■ Exercise directions: Your task is to repeat the entries exactly. Leave the pictures out.
----
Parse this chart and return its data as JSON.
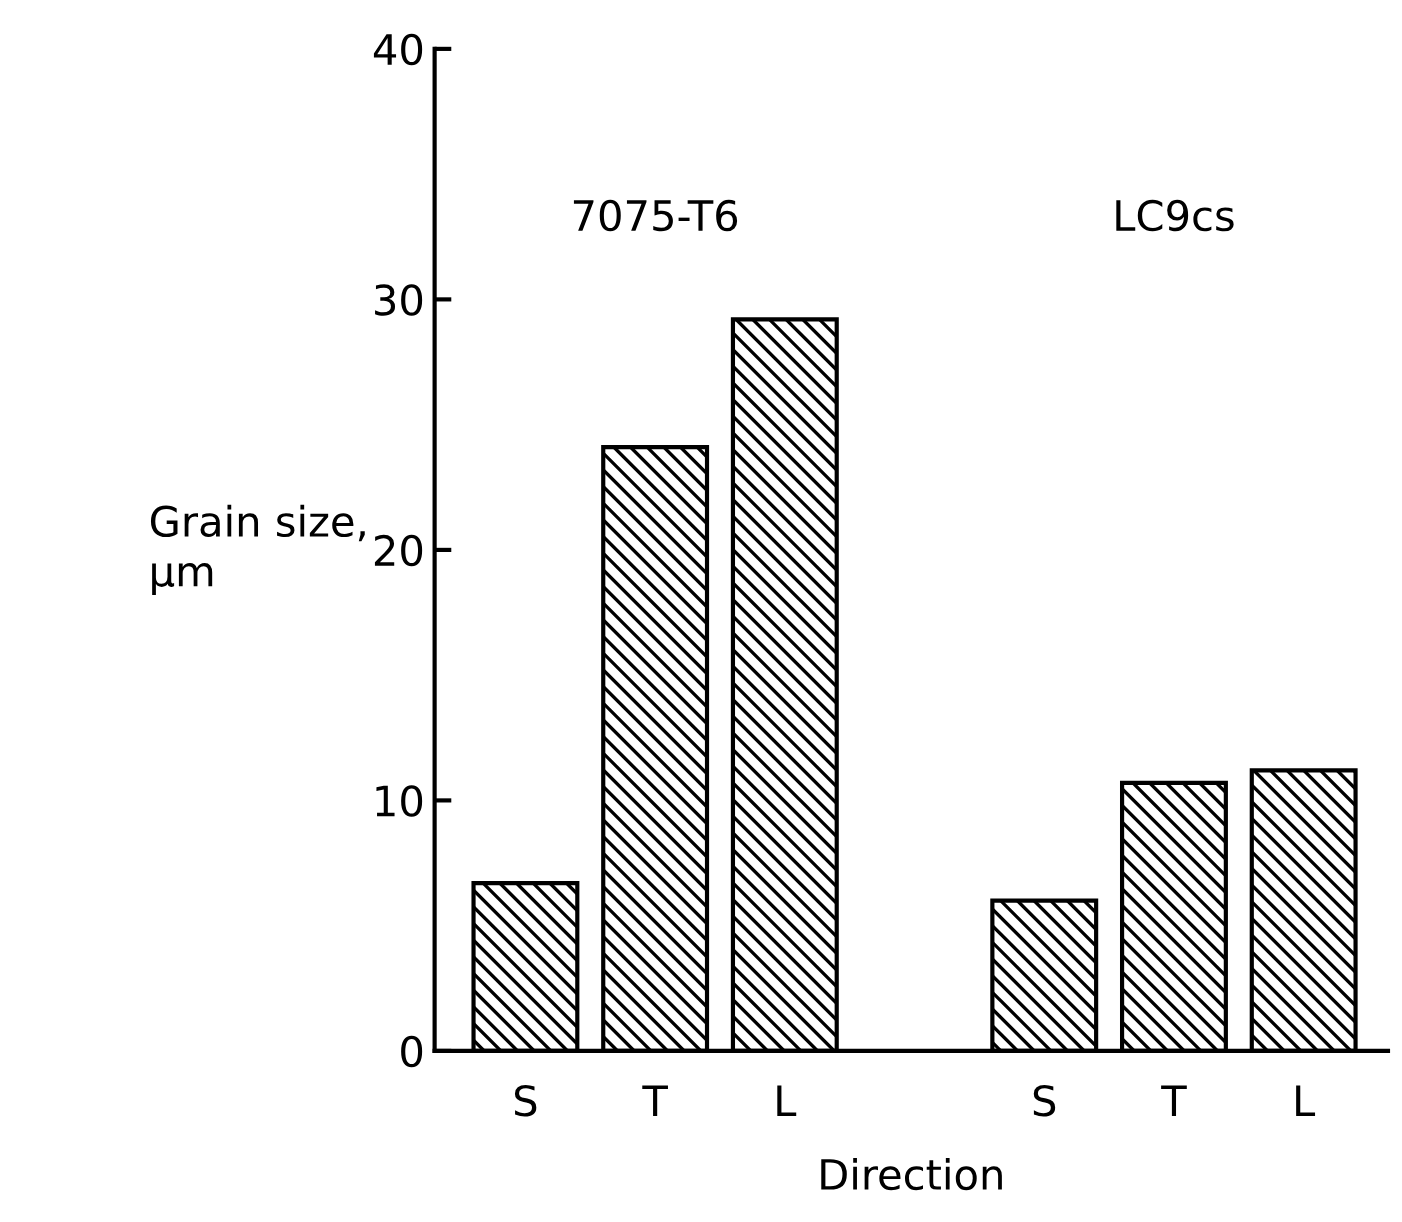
{
  "chart_data": {
    "type": "bar",
    "xlabel": "Direction",
    "ylabel": "Grain size,\nμm",
    "categories": [
      "S",
      "T",
      "L",
      null,
      "S",
      "T",
      "L"
    ],
    "values": [
      6.7,
      24.1,
      29.2,
      null,
      6.0,
      10.7,
      11.2
    ],
    "color": "#000000",
    "annotations": [
      "7075-T6",
      "LC9cs"
    ],
    "ylim": [
      0,
      40
    ],
    "yticks": [
      0,
      10,
      20,
      30,
      40
    ],
    "grid": false
  }
}
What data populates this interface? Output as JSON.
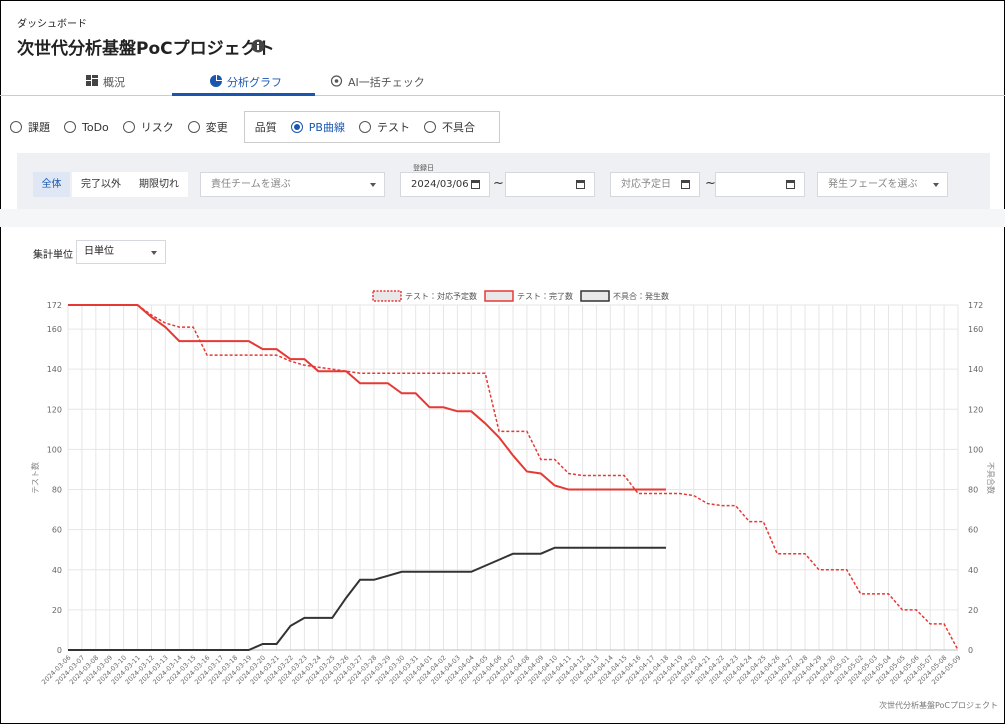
{
  "header": {
    "breadcrumb": "ダッシュボード",
    "title": "次世代分析基盤PoCプロジェクト"
  },
  "tabs": [
    "概況",
    "分析グラフ",
    "AI一括チェック"
  ],
  "active_tab": 1,
  "radios": {
    "options": [
      "課題",
      "ToDo",
      "リスク",
      "変更"
    ],
    "group_label": "品質",
    "group_options": [
      "PB曲線",
      "テスト",
      "不具合"
    ],
    "selected": "PB曲線"
  },
  "filters": {
    "buttons": [
      "全体",
      "完了以外",
      "期限切れ"
    ],
    "active_button": 0,
    "team_placeholder": "責任チームを選ぶ",
    "registered_label": "登録日",
    "registered_from": "2024/03/06",
    "range_sep": "~",
    "due_label": "対応予定日",
    "phase_placeholder": "発生フェーズを選ぶ"
  },
  "aggregation": {
    "label": "集計単位",
    "value": "日単位"
  },
  "footer": "次世代分析基盤PoCプロジェクト",
  "chart_data": {
    "type": "line",
    "y_label": "テスト数",
    "y2_label": "不具合数",
    "categories": [
      "2024-03-06",
      "2024-03-07",
      "2024-03-08",
      "2024-03-09",
      "2024-03-10",
      "2024-03-11",
      "2024-03-12",
      "2024-03-13",
      "2024-03-14",
      "2024-03-15",
      "2024-03-16",
      "2024-03-17",
      "2024-03-18",
      "2024-03-19",
      "2024-03-20",
      "2024-03-21",
      "2024-03-22",
      "2024-03-23",
      "2024-03-24",
      "2024-03-25",
      "2024-03-26",
      "2024-03-27",
      "2024-03-28",
      "2024-03-29",
      "2024-03-30",
      "2024-03-31",
      "2024-04-01",
      "2024-04-02",
      "2024-04-03",
      "2024-04-04",
      "2024-04-05",
      "2024-04-06",
      "2024-04-07",
      "2024-04-08",
      "2024-04-09",
      "2024-04-10",
      "2024-04-11",
      "2024-04-12",
      "2024-04-13",
      "2024-04-14",
      "2024-04-15",
      "2024-04-16",
      "2024-04-17",
      "2024-04-18",
      "2024-04-19",
      "2024-04-20",
      "2024-04-21",
      "2024-04-22",
      "2024-04-23",
      "2024-04-24",
      "2024-04-25",
      "2024-04-26",
      "2024-04-27",
      "2024-04-28",
      "2024-04-29",
      "2024-04-30",
      "2024-05-01",
      "2024-05-02",
      "2024-05-03",
      "2024-05-04",
      "2024-05-05",
      "2024-05-06",
      "2024-05-07",
      "2024-05-08",
      "2024-05-09"
    ],
    "series": [
      {
        "name": "テスト：対応予定数",
        "color": "#e53935",
        "line_style": "dashed",
        "values": [
          172,
          172,
          172,
          172,
          172,
          172,
          167,
          163,
          161,
          161,
          147,
          147,
          147,
          147,
          147,
          147,
          144,
          142,
          141,
          140,
          139,
          138,
          138,
          138,
          138,
          138,
          138,
          138,
          138,
          138,
          138,
          109,
          109,
          109,
          95,
          95,
          88,
          87,
          87,
          87,
          87,
          78,
          78,
          78,
          78,
          77,
          73,
          72,
          72,
          64,
          64,
          48,
          48,
          48,
          40,
          40,
          40,
          28,
          28,
          28,
          20,
          20,
          13,
          13,
          0
        ]
      },
      {
        "name": "テスト：完了数",
        "color": "#e53935",
        "line_style": "solid",
        "values": [
          172,
          172,
          172,
          172,
          172,
          172,
          166,
          161,
          154,
          154,
          154,
          154,
          154,
          154,
          150,
          150,
          145,
          145,
          139,
          139,
          139,
          133,
          133,
          133,
          128,
          128,
          121,
          121,
          119,
          119,
          113,
          106,
          97,
          89,
          88,
          82,
          80,
          80,
          80,
          80,
          80,
          80,
          80,
          80,
          null,
          null,
          null,
          null,
          null,
          null,
          null,
          null,
          null,
          null,
          null,
          null,
          null,
          null,
          null,
          null,
          null,
          null,
          null,
          null,
          null
        ]
      },
      {
        "name": "不具合：発生数",
        "color": "#333333",
        "line_style": "solid",
        "axis": "y2",
        "values": [
          0,
          0,
          0,
          0,
          0,
          0,
          0,
          0,
          0,
          0,
          0,
          0,
          0,
          0,
          3,
          3,
          12,
          16,
          16,
          16,
          26,
          35,
          35,
          37,
          39,
          39,
          39,
          39,
          39,
          39,
          42,
          45,
          48,
          48,
          48,
          51,
          51,
          51,
          51,
          51,
          51,
          51,
          51,
          51,
          null,
          null,
          null,
          null,
          null,
          null,
          null,
          null,
          null,
          null,
          null,
          null,
          null,
          null,
          null,
          null,
          null,
          null,
          null,
          null,
          null
        ]
      }
    ],
    "ylim": [
      0,
      172
    ],
    "yticks": [
      0,
      20,
      40,
      60,
      80,
      100,
      120,
      140,
      160,
      172
    ],
    "y2lim": [
      0,
      172
    ],
    "y2ticks": [
      0,
      20,
      40,
      60,
      80,
      100,
      120,
      140,
      160,
      172
    ],
    "grid": true,
    "legend": "top"
  }
}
----
■ Solution below:
Parse this chart and return its data as JSON.
{
  "chart_data": {
    "type": "bar",
    "xlabel": "Direction",
    "ylabel": "Grain size,\nμm",
    "categories": [
      "S",
      "T",
      "L",
      null,
      "S",
      "T",
      "L"
    ],
    "values": [
      6.7,
      24.1,
      29.2,
      null,
      6.0,
      10.7,
      11.2
    ],
    "color": "#000000",
    "annotations": [
      "7075-T6",
      "LC9cs"
    ],
    "ylim": [
      0,
      40
    ],
    "yticks": [
      0,
      10,
      20,
      30,
      40
    ],
    "grid": false
  }
}
What data populates this interface? Output as JSON.
{
  "header": {
    "breadcrumb": "ダッシュボード",
    "title": "次世代分析基盤PoCプロジェクト"
  },
  "tabs": [
    "概況",
    "分析グラフ",
    "AI一括チェック"
  ],
  "active_tab": 1,
  "radios": {
    "options": [
      "課題",
      "ToDo",
      "リスク",
      "変更"
    ],
    "group_label": "品質",
    "group_options": [
      "PB曲線",
      "テスト",
      "不具合"
    ],
    "selected": "PB曲線"
  },
  "filters": {
    "buttons": [
      "全体",
      "完了以外",
      "期限切れ"
    ],
    "active_button": 0,
    "team_placeholder": "責任チームを選ぶ",
    "registered_label": "登録日",
    "registered_from": "2024/03/06",
    "range_sep": "~",
    "due_label": "対応予定日",
    "phase_placeholder": "発生フェーズを選ぶ"
  },
  "aggregation": {
    "label": "集計単位",
    "value": "日単位"
  },
  "footer": "次世代分析基盤PoCプロジェクト",
  "chart_data": {
    "type": "line",
    "y_label": "テスト数",
    "y2_label": "不具合数",
    "categories": [
      "2024-03-06",
      "2024-03-07",
      "2024-03-08",
      "2024-03-09",
      "2024-03-10",
      "2024-03-11",
      "2024-03-12",
      "2024-03-13",
      "2024-03-14",
      "2024-03-15",
      "2024-03-16",
      "2024-03-17",
      "2024-03-18",
      "2024-03-19",
      "2024-03-20",
      "2024-03-21",
      "2024-03-22",
      "2024-03-23",
      "2024-03-24",
      "2024-03-25",
      "2024-03-26",
      "2024-03-27",
      "2024-03-28",
      "2024-03-29",
      "2024-03-30",
      "2024-03-31",
      "2024-04-01",
      "2024-04-02",
      "2024-04-03",
      "2024-04-04",
      "2024-04-05",
      "2024-04-06",
      "2024-04-07",
      "2024-04-08",
      "2024-04-09",
      "2024-04-10",
      "2024-04-11",
      "2024-04-12",
      "2024-04-13",
      "2024-04-14",
      "2024-04-15",
      "2024-04-16",
      "2024-04-17",
      "2024-04-18",
      "2024-04-19",
      "2024-04-20",
      "2024-04-21",
      "2024-04-22",
      "2024-04-23",
      "2024-04-24",
      "2024-04-25",
      "2024-04-26",
      "2024-04-27",
      "2024-04-28",
      "2024-04-29",
      "2024-04-30",
      "2024-05-01",
      "2024-05-02",
      "2024-05-03",
      "2024-05-04",
      "2024-05-05",
      "2024-05-06",
      "2024-05-07",
      "2024-05-08",
      "2024-05-09"
    ],
    "series": [
      {
        "name": "テスト：対応予定数",
        "color": "#e53935",
        "line_style": "dashed",
        "values": [
          172,
          172,
          172,
          172,
          172,
          172,
          167,
          163,
          161,
          161,
          147,
          147,
          147,
          147,
          147,
          147,
          144,
          142,
          141,
          140,
          139,
          138,
          138,
          138,
          138,
          138,
          138,
          138,
          138,
          138,
          138,
          109,
          109,
          109,
          95,
          95,
          88,
          87,
          87,
          87,
          87,
          78,
          78,
          78,
          78,
          77,
          73,
          72,
          72,
          64,
          64,
          48,
          48,
          48,
          40,
          40,
          40,
          28,
          28,
          28,
          20,
          20,
          13,
          13,
          0
        ]
      },
      {
        "name": "テスト：完了数",
        "color": "#e53935",
        "line_style": "solid",
        "values": [
          172,
          172,
          172,
          172,
          172,
          172,
          166,
          161,
          154,
          154,
          154,
          154,
          154,
          154,
          150,
          150,
          145,
          145,
          139,
          139,
          139,
          133,
          133,
          133,
          128,
          128,
          121,
          121,
          119,
          119,
          113,
          106,
          97,
          89,
          88,
          82,
          80,
          80,
          80,
          80,
          80,
          80,
          80,
          80,
          null,
          null,
          null,
          null,
          null,
          null,
          null,
          null,
          null,
          null,
          null,
          null,
          null,
          null,
          null,
          null,
          null,
          null,
          null,
          null,
          null
        ]
      },
      {
        "name": "不具合：発生数",
        "color": "#333333",
        "line_style": "solid",
        "axis": "y2",
        "values": [
          0,
          0,
          0,
          0,
          0,
          0,
          0,
          0,
          0,
          0,
          0,
          0,
          0,
          0,
          3,
          3,
          12,
          16,
          16,
          16,
          26,
          35,
          35,
          37,
          39,
          39,
          39,
          39,
          39,
          39,
          42,
          45,
          48,
          48,
          48,
          51,
          51,
          51,
          51,
          51,
          51,
          51,
          51,
          51,
          null,
          null,
          null,
          null,
          null,
          null,
          null,
          null,
          null,
          null,
          null,
          null,
          null,
          null,
          null,
          null,
          null,
          null,
          null,
          null,
          null
        ]
      }
    ],
    "ylim": [
      0,
      172
    ],
    "yticks": [
      0,
      20,
      40,
      60,
      80,
      100,
      120,
      140,
      160,
      172
    ],
    "y2lim": [
      0,
      172
    ],
    "y2ticks": [
      0,
      20,
      40,
      60,
      80,
      100,
      120,
      140,
      160,
      172
    ],
    "grid": true,
    "legend": "top"
  }
}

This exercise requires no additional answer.